Provided entries
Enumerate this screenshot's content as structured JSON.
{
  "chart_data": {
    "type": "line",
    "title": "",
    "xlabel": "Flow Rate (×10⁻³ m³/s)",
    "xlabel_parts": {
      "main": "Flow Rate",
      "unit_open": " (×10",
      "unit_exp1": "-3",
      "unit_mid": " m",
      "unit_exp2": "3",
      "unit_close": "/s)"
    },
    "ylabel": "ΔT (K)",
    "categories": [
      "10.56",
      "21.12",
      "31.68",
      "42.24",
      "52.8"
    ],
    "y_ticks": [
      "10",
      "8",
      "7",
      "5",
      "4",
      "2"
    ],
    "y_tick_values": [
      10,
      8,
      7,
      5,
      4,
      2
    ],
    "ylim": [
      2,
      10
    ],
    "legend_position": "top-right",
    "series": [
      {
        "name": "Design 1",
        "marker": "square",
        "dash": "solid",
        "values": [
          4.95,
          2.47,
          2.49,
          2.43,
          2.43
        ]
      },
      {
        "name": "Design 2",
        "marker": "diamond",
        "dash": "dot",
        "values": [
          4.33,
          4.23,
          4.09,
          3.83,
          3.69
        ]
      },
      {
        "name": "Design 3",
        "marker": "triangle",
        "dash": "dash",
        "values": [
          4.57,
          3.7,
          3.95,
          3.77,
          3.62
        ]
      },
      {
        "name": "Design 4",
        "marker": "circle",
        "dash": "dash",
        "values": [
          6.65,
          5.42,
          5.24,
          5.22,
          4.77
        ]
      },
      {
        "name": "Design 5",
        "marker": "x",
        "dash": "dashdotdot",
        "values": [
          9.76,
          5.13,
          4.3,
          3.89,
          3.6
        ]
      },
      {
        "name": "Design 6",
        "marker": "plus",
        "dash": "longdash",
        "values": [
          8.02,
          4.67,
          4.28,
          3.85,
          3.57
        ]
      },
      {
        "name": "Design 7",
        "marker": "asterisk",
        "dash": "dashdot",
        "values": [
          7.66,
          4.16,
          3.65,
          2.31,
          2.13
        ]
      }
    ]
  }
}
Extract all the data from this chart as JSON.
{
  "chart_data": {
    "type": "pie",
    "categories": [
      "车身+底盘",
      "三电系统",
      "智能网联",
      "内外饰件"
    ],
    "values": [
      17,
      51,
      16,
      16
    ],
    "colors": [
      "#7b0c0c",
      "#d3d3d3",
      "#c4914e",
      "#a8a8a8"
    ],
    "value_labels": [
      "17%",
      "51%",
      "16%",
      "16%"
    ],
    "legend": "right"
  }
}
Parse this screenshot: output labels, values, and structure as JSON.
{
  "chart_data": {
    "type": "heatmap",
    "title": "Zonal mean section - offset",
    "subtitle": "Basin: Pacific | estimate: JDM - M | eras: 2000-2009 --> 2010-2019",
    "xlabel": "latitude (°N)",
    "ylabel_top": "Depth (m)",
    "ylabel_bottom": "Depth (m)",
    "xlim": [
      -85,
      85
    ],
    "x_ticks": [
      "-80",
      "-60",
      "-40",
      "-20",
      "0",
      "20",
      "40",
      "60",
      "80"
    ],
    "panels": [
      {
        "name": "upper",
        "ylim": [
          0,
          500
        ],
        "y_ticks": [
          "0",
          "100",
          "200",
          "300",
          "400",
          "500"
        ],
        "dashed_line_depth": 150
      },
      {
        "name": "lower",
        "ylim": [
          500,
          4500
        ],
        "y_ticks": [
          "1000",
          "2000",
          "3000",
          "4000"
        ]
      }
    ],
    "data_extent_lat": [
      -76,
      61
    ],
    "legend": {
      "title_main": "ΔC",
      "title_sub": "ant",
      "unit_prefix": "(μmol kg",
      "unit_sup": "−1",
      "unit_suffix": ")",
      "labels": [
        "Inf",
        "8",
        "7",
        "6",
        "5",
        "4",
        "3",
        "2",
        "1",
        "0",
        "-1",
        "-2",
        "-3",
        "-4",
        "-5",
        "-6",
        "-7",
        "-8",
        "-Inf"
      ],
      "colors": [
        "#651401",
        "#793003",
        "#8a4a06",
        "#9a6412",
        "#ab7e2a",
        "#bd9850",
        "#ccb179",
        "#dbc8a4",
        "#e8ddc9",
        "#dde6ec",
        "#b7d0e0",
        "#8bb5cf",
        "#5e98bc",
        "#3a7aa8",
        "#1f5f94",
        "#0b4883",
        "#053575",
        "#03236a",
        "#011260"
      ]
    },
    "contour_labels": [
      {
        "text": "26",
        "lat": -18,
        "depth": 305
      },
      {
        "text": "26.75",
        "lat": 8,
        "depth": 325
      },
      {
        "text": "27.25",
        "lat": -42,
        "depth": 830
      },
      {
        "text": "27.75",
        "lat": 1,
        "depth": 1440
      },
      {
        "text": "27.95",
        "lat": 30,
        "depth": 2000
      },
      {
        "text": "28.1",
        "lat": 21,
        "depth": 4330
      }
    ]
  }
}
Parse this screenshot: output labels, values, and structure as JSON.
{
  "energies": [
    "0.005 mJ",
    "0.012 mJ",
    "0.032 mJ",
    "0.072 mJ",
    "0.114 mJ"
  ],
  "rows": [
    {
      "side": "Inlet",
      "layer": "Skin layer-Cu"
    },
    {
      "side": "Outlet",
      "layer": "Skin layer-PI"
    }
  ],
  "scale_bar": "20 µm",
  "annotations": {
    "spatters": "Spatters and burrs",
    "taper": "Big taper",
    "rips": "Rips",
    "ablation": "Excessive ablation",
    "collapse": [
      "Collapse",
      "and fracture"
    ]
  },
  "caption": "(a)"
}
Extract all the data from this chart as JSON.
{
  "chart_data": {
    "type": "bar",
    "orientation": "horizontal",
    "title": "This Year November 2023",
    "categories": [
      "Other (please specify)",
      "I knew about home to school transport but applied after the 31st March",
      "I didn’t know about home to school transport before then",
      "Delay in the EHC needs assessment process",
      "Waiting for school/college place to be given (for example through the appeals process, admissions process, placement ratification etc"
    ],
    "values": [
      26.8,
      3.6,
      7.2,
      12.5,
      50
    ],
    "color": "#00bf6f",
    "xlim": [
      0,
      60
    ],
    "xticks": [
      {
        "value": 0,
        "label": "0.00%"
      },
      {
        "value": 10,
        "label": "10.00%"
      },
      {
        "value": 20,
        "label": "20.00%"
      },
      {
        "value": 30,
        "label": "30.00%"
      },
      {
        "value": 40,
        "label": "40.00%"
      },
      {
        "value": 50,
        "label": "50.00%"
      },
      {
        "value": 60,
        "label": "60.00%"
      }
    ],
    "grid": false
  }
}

Work to do
Without leaving anything out, quote all the data.

Full response
Enumerate this screenshot's content as structured JSON.
{
  "chart_data": {
    "type": "line",
    "title": "",
    "xlabel": "Flow Rate (×10⁻³ m³/s)",
    "xlabel_parts": {
      "main": "Flow Rate",
      "unit_open": " (×10",
      "unit_exp1": "-3",
      "unit_mid": " m",
      "unit_exp2": "3",
      "unit_close": "/s)"
    },
    "ylabel": "ΔT (K)",
    "categories": [
      "10.56",
      "21.12",
      "31.68",
      "42.24",
      "52.8"
    ],
    "y_ticks": [
      "10",
      "8",
      "7",
      "5",
      "4",
      "2"
    ],
    "y_tick_values": [
      10,
      8,
      7,
      5,
      4,
      2
    ],
    "ylim": [
      2,
      10
    ],
    "legend_position": "top-right",
    "series": [
      {
        "name": "Design 1",
        "marker": "square",
        "dash": "solid",
        "values": [
          4.95,
          2.47,
          2.49,
          2.43,
          2.43
        ]
      },
      {
        "name": "Design 2",
        "marker": "diamond",
        "dash": "dot",
        "values": [
          4.33,
          4.23,
          4.09,
          3.83,
          3.69
        ]
      },
      {
        "name": "Design 3",
        "marker": "triangle",
        "dash": "dash",
        "values": [
          4.57,
          3.7,
          3.95,
          3.77,
          3.62
        ]
      },
      {
        "name": "Design 4",
        "marker": "circle",
        "dash": "dash",
        "values": [
          6.65,
          5.42,
          5.24,
          5.22,
          4.77
        ]
      },
      {
        "name": "Design 5",
        "marker": "x",
        "dash": "dashdotdot",
        "values": [
          9.76,
          5.13,
          4.3,
          3.89,
          3.6
        ]
      },
      {
        "name": "Design 6",
        "marker": "plus",
        "dash": "longdash",
        "values": [
          8.02,
          4.67,
          4.28,
          3.85,
          3.57
        ]
      },
      {
        "name": "Design 7",
        "marker": "asterisk",
        "dash": "dashdot",
        "values": [
          7.66,
          4.16,
          3.65,
          2.31,
          2.13
        ]
      }
    ]
  }
}
Extract all the data from this chart as JSON.
{
  "chart_data": {
    "type": "pie",
    "categories": [
      "车身+底盘",
      "三电系统",
      "智能网联",
      "内外饰件"
    ],
    "values": [
      17,
      51,
      16,
      16
    ],
    "colors": [
      "#7b0c0c",
      "#d3d3d3",
      "#c4914e",
      "#a8a8a8"
    ],
    "value_labels": [
      "17%",
      "51%",
      "16%",
      "16%"
    ],
    "legend": "right"
  }
}
Parse this screenshot: output labels, values, and structure as JSON.
{
  "chart_data": {
    "type": "heatmap",
    "title": "Zonal mean section - offset",
    "subtitle": "Basin: Pacific | estimate: JDM - M | eras: 2000-2009 --> 2010-2019",
    "xlabel": "latitude (°N)",
    "ylabel_top": "Depth (m)",
    "ylabel_bottom": "Depth (m)",
    "xlim": [
      -85,
      85
    ],
    "x_ticks": [
      "-80",
      "-60",
      "-40",
      "-20",
      "0",
      "20",
      "40",
      "60",
      "80"
    ],
    "panels": [
      {
        "name": "upper",
        "ylim": [
          0,
          500
        ],
        "y_ticks": [
          "0",
          "100",
          "200",
          "300",
          "400",
          "500"
        ],
        "dashed_line_depth": 150
      },
      {
        "name": "lower",
        "ylim": [
          500,
          4500
        ],
        "y_ticks": [
          "1000",
          "2000",
          "3000",
          "4000"
        ]
      }
    ],
    "data_extent_lat": [
      -76,
      61
    ],
    "legend": {
      "title_main": "ΔC",
      "title_sub": "ant",
      "unit_prefix": "(μmol kg",
      "unit_sup": "−1",
      "unit_suffix": ")",
      "labels": [
        "Inf",
        "8",
        "7",
        "6",
        "5",
        "4",
        "3",
        "2",
        "1",
        "0",
        "-1",
        "-2",
        "-3",
        "-4",
        "-5",
        "-6",
        "-7",
        "-8",
        "-Inf"
      ],
      "colors": [
        "#651401",
        "#793003",
        "#8a4a06",
        "#9a6412",
        "#ab7e2a",
        "#bd9850",
        "#ccb179",
        "#dbc8a4",
        "#e8ddc9",
        "#dde6ec",
        "#b7d0e0",
        "#8bb5cf",
        "#5e98bc",
        "#3a7aa8",
        "#1f5f94",
        "#0b4883",
        "#053575",
        "#03236a",
        "#011260"
      ]
    },
    "contour_labels": [
      {
        "text": "26",
        "lat": -18,
        "depth": 305
      },
      {
        "text": "26.75",
        "lat": 8,
        "depth": 325
      },
      {
        "text": "27.25",
        "lat": -42,
        "depth": 830
      },
      {
        "text": "27.75",
        "lat": 1,
        "depth": 1440
      },
      {
        "text": "27.95",
        "lat": 30,
        "depth": 2000
      },
      {
        "text": "28.1",
        "lat": 21,
        "depth": 4330
      }
    ]
  }
}
Parse this screenshot: output labels, values, and structure as JSON.
{
  "energies": [
    "0.005 mJ",
    "0.012 mJ",
    "0.032 mJ",
    "0.072 mJ",
    "0.114 mJ"
  ],
  "rows": [
    {
      "side": "Inlet",
      "layer": "Skin layer-Cu"
    },
    {
      "side": "Outlet",
      "layer": "Skin layer-PI"
    }
  ],
  "scale_bar": "20 µm",
  "annotations": {
    "spatters": "Spatters and burrs",
    "taper": "Big taper",
    "rips": "Rips",
    "ablation": "Excessive ablation",
    "collapse": [
      "Collapse",
      "and fracture"
    ]
  },
  "caption": "(a)"
}
Extract all the data from this chart as JSON.
{
  "chart_data": {
    "type": "bar",
    "orientation": "horizontal",
    "title": "This Year November 2023",
    "categories": [
      "Other (please specify)",
      "I knew about home to school transport but applied after the 31st March",
      "I didn’t know about home to school transport before then",
      "Delay in the EHC needs assessment process",
      "Waiting for school/college place to be given (for example through the appeals process, admissions process, placement ratification etc"
    ],
    "values": [
      26.8,
      3.6,
      7.2,
      12.5,
      50
    ],
    "color": "#00bf6f",
    "xlim": [
      0,
      60
    ],
    "xticks": [
      {
        "value": 0,
        "label": "0.00%"
      },
      {
        "value": 10,
        "label": "10.00%"
      },
      {
        "value": 20,
        "label": "20.00%"
      },
      {
        "value": 30,
        "label": "30.00%"
      },
      {
        "value": 40,
        "label": "40.00%"
      },
      {
        "value": 50,
        "label": "50.00%"
      },
      {
        "value": 60,
        "label": "60.00%"
      }
    ],
    "grid": false
  }
}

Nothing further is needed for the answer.